### Exercise description
Your task is to filter the data below down to the lines holding "Accountant".

[Data excerpts]
---*---
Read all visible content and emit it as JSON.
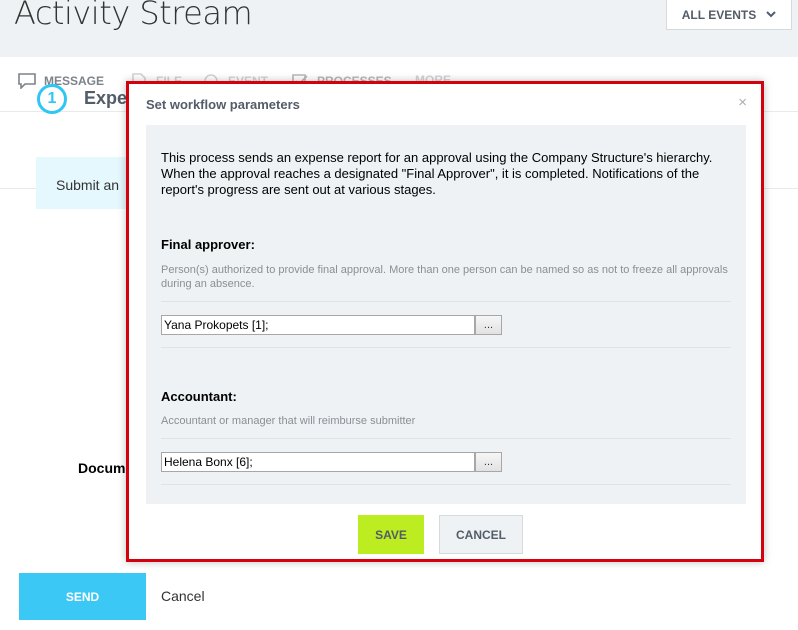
{
  "page": {
    "title": "Activity Stream"
  },
  "filter": {
    "label": "ALL EVENTS"
  },
  "tabs": [
    {
      "label": "MESSAGE",
      "icon": "message-icon"
    },
    {
      "label": "FILE",
      "icon": "file-icon"
    },
    {
      "label": "EVENT",
      "icon": "event-icon"
    },
    {
      "label": "PROCESSES",
      "icon": "processes-icon"
    },
    {
      "label": "MORE",
      "icon": ""
    }
  ],
  "process": {
    "step": "1",
    "title": "Expe",
    "submit_text": "Submit an",
    "document_label": "Docum"
  },
  "footer": {
    "send_label": "SEND",
    "cancel_label": "Cancel"
  },
  "dialog": {
    "title": "Set workflow parameters",
    "close": "×",
    "description": "This process sends an expense report for an approval using the Company Structure's hierarchy. When the approval reaches a designated \"Final Approver\", it is completed. Notifications of the report's progress are sent out at various stages.",
    "fields": [
      {
        "title": "Final approver:",
        "hint": "Person(s) authorized to provide final approval. More than one person can be named so as not to freeze all approvals during an absence.",
        "value": "Yana Prokopets [1];",
        "picker_label": "..."
      },
      {
        "title": "Accountant:",
        "hint": "Accountant or manager that will reimburse submitter",
        "value": "Helena Bonx [6];",
        "picker_label": "..."
      }
    ],
    "save_label": "SAVE",
    "cancel_label": "CANCEL"
  },
  "colors": {
    "accent_blue": "#3bc8f5",
    "save_green": "#bbed21",
    "highlight_red": "#d4000e"
  }
}
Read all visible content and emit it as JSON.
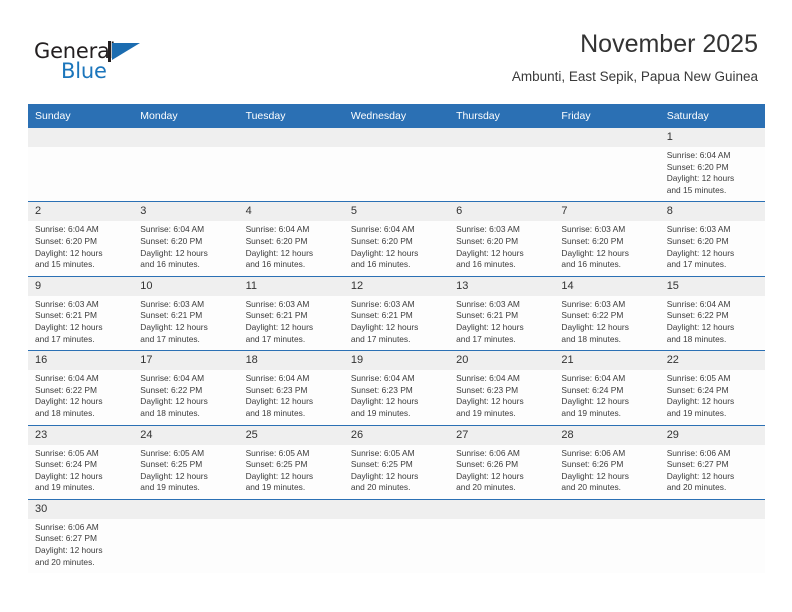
{
  "brand": {
    "name_part1": "General",
    "name_part2": "Blue",
    "logo_icon": "blue-triangle-logo",
    "accent_color": "#1b75bb"
  },
  "header": {
    "title": "November 2025",
    "subtitle": "Ambunti, East Sepik, Papua New Guinea"
  },
  "theme": {
    "header_bg": "#2b70b4",
    "daynum_bg": "#efefef",
    "row_border": "#2b70b4",
    "text": "#3c3c3c"
  },
  "calendar": {
    "weekday_headers": [
      "Sunday",
      "Monday",
      "Tuesday",
      "Wednesday",
      "Thursday",
      "Friday",
      "Saturday"
    ],
    "weeks": [
      [
        {
          "day": "",
          "empty": true,
          "sunrise": "",
          "sunset": "",
          "daylight1": "",
          "daylight2": ""
        },
        {
          "day": "",
          "empty": true,
          "sunrise": "",
          "sunset": "",
          "daylight1": "",
          "daylight2": ""
        },
        {
          "day": "",
          "empty": true,
          "sunrise": "",
          "sunset": "",
          "daylight1": "",
          "daylight2": ""
        },
        {
          "day": "",
          "empty": true,
          "sunrise": "",
          "sunset": "",
          "daylight1": "",
          "daylight2": ""
        },
        {
          "day": "",
          "empty": true,
          "sunrise": "",
          "sunset": "",
          "daylight1": "",
          "daylight2": ""
        },
        {
          "day": "",
          "empty": true,
          "sunrise": "",
          "sunset": "",
          "daylight1": "",
          "daylight2": ""
        },
        {
          "day": "1",
          "empty": false,
          "sunrise": "Sunrise: 6:04 AM",
          "sunset": "Sunset: 6:20 PM",
          "daylight1": "Daylight: 12 hours",
          "daylight2": "and 15 minutes."
        }
      ],
      [
        {
          "day": "2",
          "empty": false,
          "sunrise": "Sunrise: 6:04 AM",
          "sunset": "Sunset: 6:20 PM",
          "daylight1": "Daylight: 12 hours",
          "daylight2": "and 15 minutes."
        },
        {
          "day": "3",
          "empty": false,
          "sunrise": "Sunrise: 6:04 AM",
          "sunset": "Sunset: 6:20 PM",
          "daylight1": "Daylight: 12 hours",
          "daylight2": "and 16 minutes."
        },
        {
          "day": "4",
          "empty": false,
          "sunrise": "Sunrise: 6:04 AM",
          "sunset": "Sunset: 6:20 PM",
          "daylight1": "Daylight: 12 hours",
          "daylight2": "and 16 minutes."
        },
        {
          "day": "5",
          "empty": false,
          "sunrise": "Sunrise: 6:04 AM",
          "sunset": "Sunset: 6:20 PM",
          "daylight1": "Daylight: 12 hours",
          "daylight2": "and 16 minutes."
        },
        {
          "day": "6",
          "empty": false,
          "sunrise": "Sunrise: 6:03 AM",
          "sunset": "Sunset: 6:20 PM",
          "daylight1": "Daylight: 12 hours",
          "daylight2": "and 16 minutes."
        },
        {
          "day": "7",
          "empty": false,
          "sunrise": "Sunrise: 6:03 AM",
          "sunset": "Sunset: 6:20 PM",
          "daylight1": "Daylight: 12 hours",
          "daylight2": "and 16 minutes."
        },
        {
          "day": "8",
          "empty": false,
          "sunrise": "Sunrise: 6:03 AM",
          "sunset": "Sunset: 6:20 PM",
          "daylight1": "Daylight: 12 hours",
          "daylight2": "and 17 minutes."
        }
      ],
      [
        {
          "day": "9",
          "empty": false,
          "sunrise": "Sunrise: 6:03 AM",
          "sunset": "Sunset: 6:21 PM",
          "daylight1": "Daylight: 12 hours",
          "daylight2": "and 17 minutes."
        },
        {
          "day": "10",
          "empty": false,
          "sunrise": "Sunrise: 6:03 AM",
          "sunset": "Sunset: 6:21 PM",
          "daylight1": "Daylight: 12 hours",
          "daylight2": "and 17 minutes."
        },
        {
          "day": "11",
          "empty": false,
          "sunrise": "Sunrise: 6:03 AM",
          "sunset": "Sunset: 6:21 PM",
          "daylight1": "Daylight: 12 hours",
          "daylight2": "and 17 minutes."
        },
        {
          "day": "12",
          "empty": false,
          "sunrise": "Sunrise: 6:03 AM",
          "sunset": "Sunset: 6:21 PM",
          "daylight1": "Daylight: 12 hours",
          "daylight2": "and 17 minutes."
        },
        {
          "day": "13",
          "empty": false,
          "sunrise": "Sunrise: 6:03 AM",
          "sunset": "Sunset: 6:21 PM",
          "daylight1": "Daylight: 12 hours",
          "daylight2": "and 17 minutes."
        },
        {
          "day": "14",
          "empty": false,
          "sunrise": "Sunrise: 6:03 AM",
          "sunset": "Sunset: 6:22 PM",
          "daylight1": "Daylight: 12 hours",
          "daylight2": "and 18 minutes."
        },
        {
          "day": "15",
          "empty": false,
          "sunrise": "Sunrise: 6:04 AM",
          "sunset": "Sunset: 6:22 PM",
          "daylight1": "Daylight: 12 hours",
          "daylight2": "and 18 minutes."
        }
      ],
      [
        {
          "day": "16",
          "empty": false,
          "sunrise": "Sunrise: 6:04 AM",
          "sunset": "Sunset: 6:22 PM",
          "daylight1": "Daylight: 12 hours",
          "daylight2": "and 18 minutes."
        },
        {
          "day": "17",
          "empty": false,
          "sunrise": "Sunrise: 6:04 AM",
          "sunset": "Sunset: 6:22 PM",
          "daylight1": "Daylight: 12 hours",
          "daylight2": "and 18 minutes."
        },
        {
          "day": "18",
          "empty": false,
          "sunrise": "Sunrise: 6:04 AM",
          "sunset": "Sunset: 6:23 PM",
          "daylight1": "Daylight: 12 hours",
          "daylight2": "and 18 minutes."
        },
        {
          "day": "19",
          "empty": false,
          "sunrise": "Sunrise: 6:04 AM",
          "sunset": "Sunset: 6:23 PM",
          "daylight1": "Daylight: 12 hours",
          "daylight2": "and 19 minutes."
        },
        {
          "day": "20",
          "empty": false,
          "sunrise": "Sunrise: 6:04 AM",
          "sunset": "Sunset: 6:23 PM",
          "daylight1": "Daylight: 12 hours",
          "daylight2": "and 19 minutes."
        },
        {
          "day": "21",
          "empty": false,
          "sunrise": "Sunrise: 6:04 AM",
          "sunset": "Sunset: 6:24 PM",
          "daylight1": "Daylight: 12 hours",
          "daylight2": "and 19 minutes."
        },
        {
          "day": "22",
          "empty": false,
          "sunrise": "Sunrise: 6:05 AM",
          "sunset": "Sunset: 6:24 PM",
          "daylight1": "Daylight: 12 hours",
          "daylight2": "and 19 minutes."
        }
      ],
      [
        {
          "day": "23",
          "empty": false,
          "sunrise": "Sunrise: 6:05 AM",
          "sunset": "Sunset: 6:24 PM",
          "daylight1": "Daylight: 12 hours",
          "daylight2": "and 19 minutes."
        },
        {
          "day": "24",
          "empty": false,
          "sunrise": "Sunrise: 6:05 AM",
          "sunset": "Sunset: 6:25 PM",
          "daylight1": "Daylight: 12 hours",
          "daylight2": "and 19 minutes."
        },
        {
          "day": "25",
          "empty": false,
          "sunrise": "Sunrise: 6:05 AM",
          "sunset": "Sunset: 6:25 PM",
          "daylight1": "Daylight: 12 hours",
          "daylight2": "and 19 minutes."
        },
        {
          "day": "26",
          "empty": false,
          "sunrise": "Sunrise: 6:05 AM",
          "sunset": "Sunset: 6:25 PM",
          "daylight1": "Daylight: 12 hours",
          "daylight2": "and 20 minutes."
        },
        {
          "day": "27",
          "empty": false,
          "sunrise": "Sunrise: 6:06 AM",
          "sunset": "Sunset: 6:26 PM",
          "daylight1": "Daylight: 12 hours",
          "daylight2": "and 20 minutes."
        },
        {
          "day": "28",
          "empty": false,
          "sunrise": "Sunrise: 6:06 AM",
          "sunset": "Sunset: 6:26 PM",
          "daylight1": "Daylight: 12 hours",
          "daylight2": "and 20 minutes."
        },
        {
          "day": "29",
          "empty": false,
          "sunrise": "Sunrise: 6:06 AM",
          "sunset": "Sunset: 6:27 PM",
          "daylight1": "Daylight: 12 hours",
          "daylight2": "and 20 minutes."
        }
      ],
      [
        {
          "day": "30",
          "empty": false,
          "sunrise": "Sunrise: 6:06 AM",
          "sunset": "Sunset: 6:27 PM",
          "daylight1": "Daylight: 12 hours",
          "daylight2": "and 20 minutes."
        },
        {
          "day": "",
          "empty": true,
          "sunrise": "",
          "sunset": "",
          "daylight1": "",
          "daylight2": ""
        },
        {
          "day": "",
          "empty": true,
          "sunrise": "",
          "sunset": "",
          "daylight1": "",
          "daylight2": ""
        },
        {
          "day": "",
          "empty": true,
          "sunrise": "",
          "sunset": "",
          "daylight1": "",
          "daylight2": ""
        },
        {
          "day": "",
          "empty": true,
          "sunrise": "",
          "sunset": "",
          "daylight1": "",
          "daylight2": ""
        },
        {
          "day": "",
          "empty": true,
          "sunrise": "",
          "sunset": "",
          "daylight1": "",
          "daylight2": ""
        },
        {
          "day": "",
          "empty": true,
          "sunrise": "",
          "sunset": "",
          "daylight1": "",
          "daylight2": ""
        }
      ]
    ]
  }
}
---*---
### The solution
        "title": "Accountant:",
        "hint": "Accountant or manager that will reimburse submitter",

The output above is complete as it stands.